PAGE TEXT:
* * *
Rage Mobs 1966 v. 2020
Rage Mobs 1966 v. 2020

By David Kopel

Part 2: Red Guards begin rampaging

This is part 2 in a series observing similarities between China’s Cultural Revolution and the United States today. (See part 1 and part 3.)

At the beginning, the violence of the Cultural Revolution was only on campus.

The student mobs began to call themselves “Red Guards,” since they were acting to guard Chairman Mao. Under communism, there was supposed to be no civil society; no organization should exist outside the state. All Chinese charities, unions, religions, or other independent groups had been eliminated or were under state control. But the Red Guards boldly created themselves. They didn’t ask for official party approval.
* * *
LIST OF TASKS:
A) Using the Red Guards article, decide whether each statement agrees with it. Answer yes or no for each and quote the words from the article that decide it. (i) At first, the violence of the Cultural Revolution stayed on campus. (ii) The Red Guards sought official party approval before forming. (iii) Chinese charities and unions were free to operate independently under communism.
B) According to the Red Guards article, why did the student mobs call themselves "Red Guards"?
C) Proceed with the Red Guards article from the point where its text stops.
The records come from a separate source.

(Data records)
* * *
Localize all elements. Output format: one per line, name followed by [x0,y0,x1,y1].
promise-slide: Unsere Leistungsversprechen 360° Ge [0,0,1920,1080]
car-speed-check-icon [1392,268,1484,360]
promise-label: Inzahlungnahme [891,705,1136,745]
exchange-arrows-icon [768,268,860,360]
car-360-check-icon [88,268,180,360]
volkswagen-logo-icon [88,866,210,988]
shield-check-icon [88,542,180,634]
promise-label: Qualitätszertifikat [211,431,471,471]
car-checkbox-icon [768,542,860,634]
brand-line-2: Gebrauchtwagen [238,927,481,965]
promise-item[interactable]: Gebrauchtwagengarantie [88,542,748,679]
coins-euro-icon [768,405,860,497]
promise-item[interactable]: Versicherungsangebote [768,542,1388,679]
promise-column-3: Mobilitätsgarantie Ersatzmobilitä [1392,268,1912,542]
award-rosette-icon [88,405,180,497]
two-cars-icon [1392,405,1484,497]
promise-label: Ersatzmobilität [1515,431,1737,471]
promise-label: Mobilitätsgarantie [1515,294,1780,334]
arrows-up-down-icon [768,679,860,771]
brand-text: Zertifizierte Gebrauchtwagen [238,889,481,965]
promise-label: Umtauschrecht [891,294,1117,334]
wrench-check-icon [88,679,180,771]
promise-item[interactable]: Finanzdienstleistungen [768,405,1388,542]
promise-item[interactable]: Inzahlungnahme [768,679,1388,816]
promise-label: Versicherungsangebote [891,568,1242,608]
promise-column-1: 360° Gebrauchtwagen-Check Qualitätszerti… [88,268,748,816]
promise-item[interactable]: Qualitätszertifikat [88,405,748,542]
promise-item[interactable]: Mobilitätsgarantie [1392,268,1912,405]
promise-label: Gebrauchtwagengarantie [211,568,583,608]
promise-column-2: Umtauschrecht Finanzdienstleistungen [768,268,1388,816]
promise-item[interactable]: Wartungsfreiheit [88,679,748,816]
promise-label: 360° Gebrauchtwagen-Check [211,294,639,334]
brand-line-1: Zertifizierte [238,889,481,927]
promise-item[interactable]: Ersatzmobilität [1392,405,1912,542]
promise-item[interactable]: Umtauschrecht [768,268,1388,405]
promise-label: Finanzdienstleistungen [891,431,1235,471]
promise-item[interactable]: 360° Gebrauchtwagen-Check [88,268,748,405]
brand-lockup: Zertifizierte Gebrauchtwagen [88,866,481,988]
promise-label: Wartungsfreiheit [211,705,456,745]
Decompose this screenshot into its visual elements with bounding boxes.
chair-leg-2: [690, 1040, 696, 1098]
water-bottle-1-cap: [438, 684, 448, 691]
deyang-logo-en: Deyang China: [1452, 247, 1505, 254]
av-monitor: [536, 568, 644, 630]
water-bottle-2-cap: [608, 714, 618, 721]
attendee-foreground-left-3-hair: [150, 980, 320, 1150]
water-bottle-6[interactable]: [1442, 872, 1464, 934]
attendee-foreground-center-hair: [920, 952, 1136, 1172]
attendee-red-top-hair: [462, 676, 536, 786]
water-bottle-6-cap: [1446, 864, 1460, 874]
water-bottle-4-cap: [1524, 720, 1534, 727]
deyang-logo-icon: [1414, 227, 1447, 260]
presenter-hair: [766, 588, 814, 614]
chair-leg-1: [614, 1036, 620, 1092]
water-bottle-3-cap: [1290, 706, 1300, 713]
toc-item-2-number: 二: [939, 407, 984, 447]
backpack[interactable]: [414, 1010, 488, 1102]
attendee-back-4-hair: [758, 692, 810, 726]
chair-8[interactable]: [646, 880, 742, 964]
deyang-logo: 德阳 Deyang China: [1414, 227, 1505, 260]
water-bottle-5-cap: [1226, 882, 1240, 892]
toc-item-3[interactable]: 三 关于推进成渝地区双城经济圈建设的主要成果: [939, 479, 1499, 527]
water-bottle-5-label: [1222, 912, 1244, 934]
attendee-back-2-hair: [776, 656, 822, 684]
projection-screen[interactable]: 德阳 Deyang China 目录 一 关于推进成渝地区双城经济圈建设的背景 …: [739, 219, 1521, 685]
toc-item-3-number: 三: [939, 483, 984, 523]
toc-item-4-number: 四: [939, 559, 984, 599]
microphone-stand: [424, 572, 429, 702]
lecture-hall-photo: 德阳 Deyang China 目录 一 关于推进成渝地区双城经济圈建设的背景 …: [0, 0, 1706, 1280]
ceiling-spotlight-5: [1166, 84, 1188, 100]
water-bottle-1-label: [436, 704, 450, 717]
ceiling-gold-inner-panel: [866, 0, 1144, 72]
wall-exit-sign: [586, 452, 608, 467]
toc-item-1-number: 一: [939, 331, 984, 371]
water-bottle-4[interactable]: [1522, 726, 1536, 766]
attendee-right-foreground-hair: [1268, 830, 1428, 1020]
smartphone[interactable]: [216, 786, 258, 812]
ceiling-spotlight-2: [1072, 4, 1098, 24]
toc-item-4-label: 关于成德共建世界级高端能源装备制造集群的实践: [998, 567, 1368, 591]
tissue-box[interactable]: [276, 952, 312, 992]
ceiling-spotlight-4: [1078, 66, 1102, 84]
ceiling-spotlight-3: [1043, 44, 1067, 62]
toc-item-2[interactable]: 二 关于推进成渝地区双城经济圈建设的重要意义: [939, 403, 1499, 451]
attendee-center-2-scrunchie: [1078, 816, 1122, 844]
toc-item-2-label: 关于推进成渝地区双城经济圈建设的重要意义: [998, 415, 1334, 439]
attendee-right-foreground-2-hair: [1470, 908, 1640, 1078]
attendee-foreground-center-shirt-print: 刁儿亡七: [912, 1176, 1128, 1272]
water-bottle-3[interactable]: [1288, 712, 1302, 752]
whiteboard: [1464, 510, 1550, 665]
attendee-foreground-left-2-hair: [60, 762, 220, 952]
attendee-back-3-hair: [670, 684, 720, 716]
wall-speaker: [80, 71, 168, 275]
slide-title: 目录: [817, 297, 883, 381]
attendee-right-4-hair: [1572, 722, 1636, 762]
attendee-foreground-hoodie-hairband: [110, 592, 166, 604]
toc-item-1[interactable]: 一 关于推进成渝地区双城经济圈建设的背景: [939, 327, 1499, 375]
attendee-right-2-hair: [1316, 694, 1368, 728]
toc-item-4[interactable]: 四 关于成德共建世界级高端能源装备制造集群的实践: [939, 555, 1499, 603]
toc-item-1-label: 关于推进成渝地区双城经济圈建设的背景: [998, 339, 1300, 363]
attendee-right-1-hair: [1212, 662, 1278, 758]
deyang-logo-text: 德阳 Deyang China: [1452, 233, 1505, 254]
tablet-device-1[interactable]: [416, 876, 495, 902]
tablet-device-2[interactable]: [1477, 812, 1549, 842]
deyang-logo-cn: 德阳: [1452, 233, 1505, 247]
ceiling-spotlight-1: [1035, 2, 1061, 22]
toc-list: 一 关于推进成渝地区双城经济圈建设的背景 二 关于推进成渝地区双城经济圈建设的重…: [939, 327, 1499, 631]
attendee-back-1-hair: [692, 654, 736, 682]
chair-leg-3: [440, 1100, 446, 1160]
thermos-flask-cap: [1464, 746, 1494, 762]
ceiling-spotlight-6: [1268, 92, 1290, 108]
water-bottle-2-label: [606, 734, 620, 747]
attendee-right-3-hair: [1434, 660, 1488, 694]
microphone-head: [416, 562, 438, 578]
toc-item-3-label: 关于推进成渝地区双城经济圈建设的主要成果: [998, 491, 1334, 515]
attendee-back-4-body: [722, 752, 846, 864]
* * *
ANSWERS PROVIDED:
A)
(i) Yes: "At the beginning, the violence of the Cultural Revolution was only on campus."
(ii) No: "They didn’t ask for official party approval."
(iii) No: "All Chinese charities, unions, religions, or other independent groups had been eliminated or were under state control."

B) They were acting to guard Chairman Mao.

C)
The “red” class already were organized, thanks to military training at summer camps and rifle clubs at home. Mao’s constant exhortation was “Never forget class struggle.” Dressed in their parents’ old military uniforms and proud of their blood purity, they attacked “black” class students. Children of high-ranking military and political parents, the Red Guards had been told by their parents that communist party revisionists were against Mao. Fully indoctrinated in Maoism, the superior class of students was eager for violent class war.

At first, adult political cadres and others resisted, attempting to suppress the violent upstarts. The CCP center in Beijing dispatched “work groups” to high schools and universities to try to guide the Cultural Revolution, and some of those groups tried to stop the attacks on school staff. “However, without the support of the gun barrel, their cause was doomed,” writes historian Fang Zhu, in “Gun Barrel Politics: Party-Army Relations in Mao’s China.” Beijing was fully under Maoist military control.

When a CCP Central Committee plenum (full meeting) opened in Beijing on Aug. 1, 1966, it was surrounded by defense minister Lin Biao’s soldiers. A PLA marshal warned the plenum that the military would act against any dissenters. As a speech by Lin Biao several days later explained, there were two essentials to the Cultural Revolution: Mao’s thought and the power of the PLA.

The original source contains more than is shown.